## Exercise instructions:
Pull each line holding "text" out of the entries below.

## Source records:
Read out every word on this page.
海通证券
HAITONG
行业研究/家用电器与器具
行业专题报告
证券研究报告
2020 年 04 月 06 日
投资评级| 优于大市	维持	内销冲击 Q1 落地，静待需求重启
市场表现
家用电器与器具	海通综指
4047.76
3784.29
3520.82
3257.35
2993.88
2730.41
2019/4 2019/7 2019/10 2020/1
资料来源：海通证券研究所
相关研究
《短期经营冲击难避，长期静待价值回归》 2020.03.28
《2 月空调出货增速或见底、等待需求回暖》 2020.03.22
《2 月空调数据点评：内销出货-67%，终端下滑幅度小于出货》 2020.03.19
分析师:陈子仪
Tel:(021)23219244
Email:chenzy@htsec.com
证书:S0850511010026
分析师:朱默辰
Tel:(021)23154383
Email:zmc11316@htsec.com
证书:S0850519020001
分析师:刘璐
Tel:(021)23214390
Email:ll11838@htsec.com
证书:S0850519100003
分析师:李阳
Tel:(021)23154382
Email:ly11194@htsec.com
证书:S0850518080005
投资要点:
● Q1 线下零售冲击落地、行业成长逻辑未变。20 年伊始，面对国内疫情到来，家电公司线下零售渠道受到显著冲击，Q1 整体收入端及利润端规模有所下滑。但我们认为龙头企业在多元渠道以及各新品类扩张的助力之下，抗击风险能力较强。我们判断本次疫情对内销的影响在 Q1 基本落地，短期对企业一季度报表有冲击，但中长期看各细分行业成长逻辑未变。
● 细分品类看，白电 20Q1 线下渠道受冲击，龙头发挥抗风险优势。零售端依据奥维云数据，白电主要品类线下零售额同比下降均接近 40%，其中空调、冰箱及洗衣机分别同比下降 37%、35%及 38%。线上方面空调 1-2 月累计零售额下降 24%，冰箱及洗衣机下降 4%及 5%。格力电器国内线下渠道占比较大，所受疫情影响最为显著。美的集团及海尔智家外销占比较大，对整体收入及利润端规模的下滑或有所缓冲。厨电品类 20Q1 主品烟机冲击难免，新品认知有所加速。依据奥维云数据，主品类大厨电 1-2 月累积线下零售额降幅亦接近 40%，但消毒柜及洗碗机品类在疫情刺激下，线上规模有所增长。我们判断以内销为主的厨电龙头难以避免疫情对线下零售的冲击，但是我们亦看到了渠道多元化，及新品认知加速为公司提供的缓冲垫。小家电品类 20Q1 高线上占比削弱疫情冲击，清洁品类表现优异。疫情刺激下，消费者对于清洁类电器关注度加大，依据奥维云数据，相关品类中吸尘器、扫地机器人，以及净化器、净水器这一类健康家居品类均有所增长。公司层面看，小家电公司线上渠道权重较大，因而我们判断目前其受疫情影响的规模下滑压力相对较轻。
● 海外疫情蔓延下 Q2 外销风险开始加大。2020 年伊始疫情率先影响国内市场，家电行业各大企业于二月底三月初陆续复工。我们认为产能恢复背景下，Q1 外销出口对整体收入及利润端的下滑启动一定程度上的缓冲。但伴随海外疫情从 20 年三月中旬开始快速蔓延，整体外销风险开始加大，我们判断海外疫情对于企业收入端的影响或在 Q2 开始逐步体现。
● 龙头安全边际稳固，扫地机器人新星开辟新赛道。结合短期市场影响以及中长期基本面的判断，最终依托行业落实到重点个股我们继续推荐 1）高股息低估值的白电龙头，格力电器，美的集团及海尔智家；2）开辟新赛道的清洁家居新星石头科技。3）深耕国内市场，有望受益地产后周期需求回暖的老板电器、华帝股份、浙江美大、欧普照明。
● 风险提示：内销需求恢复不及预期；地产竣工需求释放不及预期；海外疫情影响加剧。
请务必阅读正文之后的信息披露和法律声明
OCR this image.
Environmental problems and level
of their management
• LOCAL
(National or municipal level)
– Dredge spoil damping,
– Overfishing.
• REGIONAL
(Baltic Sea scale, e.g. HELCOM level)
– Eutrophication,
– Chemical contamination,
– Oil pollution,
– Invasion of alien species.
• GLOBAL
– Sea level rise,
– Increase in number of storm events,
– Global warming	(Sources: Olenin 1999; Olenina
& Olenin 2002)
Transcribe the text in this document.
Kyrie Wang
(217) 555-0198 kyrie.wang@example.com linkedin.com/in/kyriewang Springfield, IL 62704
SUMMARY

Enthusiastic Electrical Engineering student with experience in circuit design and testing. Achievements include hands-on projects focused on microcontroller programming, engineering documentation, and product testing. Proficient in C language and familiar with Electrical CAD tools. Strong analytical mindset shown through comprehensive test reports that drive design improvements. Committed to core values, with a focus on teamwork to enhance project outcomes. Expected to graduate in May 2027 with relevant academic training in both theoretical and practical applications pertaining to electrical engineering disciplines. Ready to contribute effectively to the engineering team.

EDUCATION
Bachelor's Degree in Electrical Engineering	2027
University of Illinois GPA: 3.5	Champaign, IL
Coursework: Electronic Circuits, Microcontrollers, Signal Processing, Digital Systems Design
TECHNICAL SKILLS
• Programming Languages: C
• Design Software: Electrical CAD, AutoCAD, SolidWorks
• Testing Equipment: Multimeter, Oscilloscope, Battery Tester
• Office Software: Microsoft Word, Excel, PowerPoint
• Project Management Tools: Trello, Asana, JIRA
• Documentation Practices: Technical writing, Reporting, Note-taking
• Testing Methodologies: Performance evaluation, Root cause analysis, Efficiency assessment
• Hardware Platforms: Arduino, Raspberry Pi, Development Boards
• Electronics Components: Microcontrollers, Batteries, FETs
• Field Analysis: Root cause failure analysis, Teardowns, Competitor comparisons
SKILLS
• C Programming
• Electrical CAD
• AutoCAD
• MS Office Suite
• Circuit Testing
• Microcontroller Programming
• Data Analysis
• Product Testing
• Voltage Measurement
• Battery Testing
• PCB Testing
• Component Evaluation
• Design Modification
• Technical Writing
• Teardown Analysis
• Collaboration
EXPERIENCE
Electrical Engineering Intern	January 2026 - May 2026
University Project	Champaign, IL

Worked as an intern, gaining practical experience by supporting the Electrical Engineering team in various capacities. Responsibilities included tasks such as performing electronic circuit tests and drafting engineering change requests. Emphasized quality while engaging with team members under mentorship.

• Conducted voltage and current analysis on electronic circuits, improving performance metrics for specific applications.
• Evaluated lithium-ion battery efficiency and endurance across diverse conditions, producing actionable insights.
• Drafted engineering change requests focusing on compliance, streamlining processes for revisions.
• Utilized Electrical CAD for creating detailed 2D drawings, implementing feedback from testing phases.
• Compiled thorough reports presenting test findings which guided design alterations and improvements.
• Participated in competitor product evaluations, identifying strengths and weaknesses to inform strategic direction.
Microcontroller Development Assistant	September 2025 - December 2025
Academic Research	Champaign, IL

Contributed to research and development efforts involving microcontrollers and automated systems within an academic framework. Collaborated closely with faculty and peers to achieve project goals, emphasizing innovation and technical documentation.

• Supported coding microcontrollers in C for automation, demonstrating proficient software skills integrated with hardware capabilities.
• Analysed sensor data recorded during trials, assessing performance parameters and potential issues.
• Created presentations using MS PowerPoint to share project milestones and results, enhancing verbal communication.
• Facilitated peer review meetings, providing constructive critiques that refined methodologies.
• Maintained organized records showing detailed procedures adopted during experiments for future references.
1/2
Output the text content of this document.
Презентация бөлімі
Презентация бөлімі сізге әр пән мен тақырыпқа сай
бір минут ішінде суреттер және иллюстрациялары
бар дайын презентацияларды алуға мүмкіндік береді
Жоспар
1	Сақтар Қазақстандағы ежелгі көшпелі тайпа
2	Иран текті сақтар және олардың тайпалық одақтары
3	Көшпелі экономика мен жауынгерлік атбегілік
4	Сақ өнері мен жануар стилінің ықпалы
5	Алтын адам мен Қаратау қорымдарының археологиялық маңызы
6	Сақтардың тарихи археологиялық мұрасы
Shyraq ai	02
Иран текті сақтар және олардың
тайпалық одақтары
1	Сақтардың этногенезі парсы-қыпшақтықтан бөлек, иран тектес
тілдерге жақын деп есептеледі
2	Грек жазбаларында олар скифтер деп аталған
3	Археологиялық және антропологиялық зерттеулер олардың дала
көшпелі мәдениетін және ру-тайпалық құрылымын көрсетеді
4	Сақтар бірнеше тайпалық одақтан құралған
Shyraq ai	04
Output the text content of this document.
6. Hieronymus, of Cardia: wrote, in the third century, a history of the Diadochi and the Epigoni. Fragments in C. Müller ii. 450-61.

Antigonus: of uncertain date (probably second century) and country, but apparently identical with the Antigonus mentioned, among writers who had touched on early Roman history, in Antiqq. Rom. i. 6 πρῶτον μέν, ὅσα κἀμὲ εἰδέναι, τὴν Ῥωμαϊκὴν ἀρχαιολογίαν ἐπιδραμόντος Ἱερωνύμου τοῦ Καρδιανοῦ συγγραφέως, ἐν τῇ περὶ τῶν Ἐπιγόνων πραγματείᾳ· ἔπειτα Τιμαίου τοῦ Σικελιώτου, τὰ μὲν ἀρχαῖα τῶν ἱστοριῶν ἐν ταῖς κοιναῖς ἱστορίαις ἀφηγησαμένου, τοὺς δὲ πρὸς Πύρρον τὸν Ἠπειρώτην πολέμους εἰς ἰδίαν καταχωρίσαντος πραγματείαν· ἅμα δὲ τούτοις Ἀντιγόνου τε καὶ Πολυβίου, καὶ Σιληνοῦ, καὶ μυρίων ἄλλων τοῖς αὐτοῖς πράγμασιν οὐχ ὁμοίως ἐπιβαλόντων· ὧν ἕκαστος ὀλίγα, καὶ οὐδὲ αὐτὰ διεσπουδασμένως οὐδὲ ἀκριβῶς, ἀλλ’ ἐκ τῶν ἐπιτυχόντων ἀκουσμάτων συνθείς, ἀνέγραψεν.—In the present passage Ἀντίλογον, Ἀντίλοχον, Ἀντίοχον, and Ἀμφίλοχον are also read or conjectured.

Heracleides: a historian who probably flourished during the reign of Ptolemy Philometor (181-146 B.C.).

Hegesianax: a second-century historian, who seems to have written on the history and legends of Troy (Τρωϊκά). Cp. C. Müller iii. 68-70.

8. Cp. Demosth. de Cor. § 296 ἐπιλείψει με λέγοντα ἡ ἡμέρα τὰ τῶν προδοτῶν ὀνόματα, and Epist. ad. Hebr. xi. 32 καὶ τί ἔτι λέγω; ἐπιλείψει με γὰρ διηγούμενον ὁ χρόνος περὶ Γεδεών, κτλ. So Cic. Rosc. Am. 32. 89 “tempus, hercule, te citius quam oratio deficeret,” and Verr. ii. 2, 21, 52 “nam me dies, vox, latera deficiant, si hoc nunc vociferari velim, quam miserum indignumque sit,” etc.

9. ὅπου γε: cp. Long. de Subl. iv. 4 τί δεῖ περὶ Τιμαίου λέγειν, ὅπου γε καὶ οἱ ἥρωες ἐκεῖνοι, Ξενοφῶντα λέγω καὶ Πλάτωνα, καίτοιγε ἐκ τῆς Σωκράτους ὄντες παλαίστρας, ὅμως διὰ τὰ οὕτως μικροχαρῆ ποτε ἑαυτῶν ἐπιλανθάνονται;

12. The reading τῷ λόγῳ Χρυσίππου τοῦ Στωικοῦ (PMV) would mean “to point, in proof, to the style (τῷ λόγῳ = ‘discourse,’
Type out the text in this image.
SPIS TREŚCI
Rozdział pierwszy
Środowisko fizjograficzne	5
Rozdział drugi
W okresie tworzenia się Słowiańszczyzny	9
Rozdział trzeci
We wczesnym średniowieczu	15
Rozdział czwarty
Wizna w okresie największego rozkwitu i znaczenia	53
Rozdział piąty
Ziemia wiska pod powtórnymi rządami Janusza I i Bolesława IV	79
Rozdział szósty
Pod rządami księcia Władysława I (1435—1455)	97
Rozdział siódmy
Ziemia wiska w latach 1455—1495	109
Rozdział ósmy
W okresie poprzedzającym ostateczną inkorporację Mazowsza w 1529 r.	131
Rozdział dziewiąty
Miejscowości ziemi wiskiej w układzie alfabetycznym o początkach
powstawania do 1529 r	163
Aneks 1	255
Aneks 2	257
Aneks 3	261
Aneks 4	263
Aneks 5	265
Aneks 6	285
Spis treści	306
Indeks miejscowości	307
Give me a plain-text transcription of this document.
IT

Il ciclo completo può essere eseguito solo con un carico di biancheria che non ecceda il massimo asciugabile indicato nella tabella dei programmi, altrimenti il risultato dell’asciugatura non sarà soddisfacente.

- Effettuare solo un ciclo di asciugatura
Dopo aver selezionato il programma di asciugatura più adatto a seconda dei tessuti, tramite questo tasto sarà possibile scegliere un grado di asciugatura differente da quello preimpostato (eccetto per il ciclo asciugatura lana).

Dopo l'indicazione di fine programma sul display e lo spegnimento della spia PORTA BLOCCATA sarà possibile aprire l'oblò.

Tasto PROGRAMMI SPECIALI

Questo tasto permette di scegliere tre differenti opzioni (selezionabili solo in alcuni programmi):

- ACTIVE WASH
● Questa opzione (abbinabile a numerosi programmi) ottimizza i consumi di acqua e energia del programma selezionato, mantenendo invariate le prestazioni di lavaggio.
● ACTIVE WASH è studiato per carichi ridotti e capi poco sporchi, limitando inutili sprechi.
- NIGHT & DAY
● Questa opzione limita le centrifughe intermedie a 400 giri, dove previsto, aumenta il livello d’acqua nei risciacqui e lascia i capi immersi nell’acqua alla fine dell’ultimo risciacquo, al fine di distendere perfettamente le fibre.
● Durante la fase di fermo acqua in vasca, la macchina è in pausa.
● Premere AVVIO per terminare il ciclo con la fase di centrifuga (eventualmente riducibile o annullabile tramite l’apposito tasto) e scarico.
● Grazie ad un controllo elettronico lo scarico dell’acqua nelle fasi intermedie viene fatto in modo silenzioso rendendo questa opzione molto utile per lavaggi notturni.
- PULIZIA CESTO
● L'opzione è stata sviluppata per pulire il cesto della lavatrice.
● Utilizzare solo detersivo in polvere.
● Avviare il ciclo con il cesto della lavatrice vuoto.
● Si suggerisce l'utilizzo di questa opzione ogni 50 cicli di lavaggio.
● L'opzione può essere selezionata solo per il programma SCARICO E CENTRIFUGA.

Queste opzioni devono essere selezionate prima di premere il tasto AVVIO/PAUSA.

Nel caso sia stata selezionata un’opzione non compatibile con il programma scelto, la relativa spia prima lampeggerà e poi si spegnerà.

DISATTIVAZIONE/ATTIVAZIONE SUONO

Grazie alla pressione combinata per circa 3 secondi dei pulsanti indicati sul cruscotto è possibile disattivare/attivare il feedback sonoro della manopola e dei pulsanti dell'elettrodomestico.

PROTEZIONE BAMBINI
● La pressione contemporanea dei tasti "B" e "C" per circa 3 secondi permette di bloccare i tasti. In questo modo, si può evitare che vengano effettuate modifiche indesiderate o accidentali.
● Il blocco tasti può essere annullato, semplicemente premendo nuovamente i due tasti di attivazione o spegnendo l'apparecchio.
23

## Output for this exercise:
Transcribe the text in this document.
Output the text content of this document.
Output the text content of this document.
Type out the text in this image.
Give me a plain-text transcription of this document.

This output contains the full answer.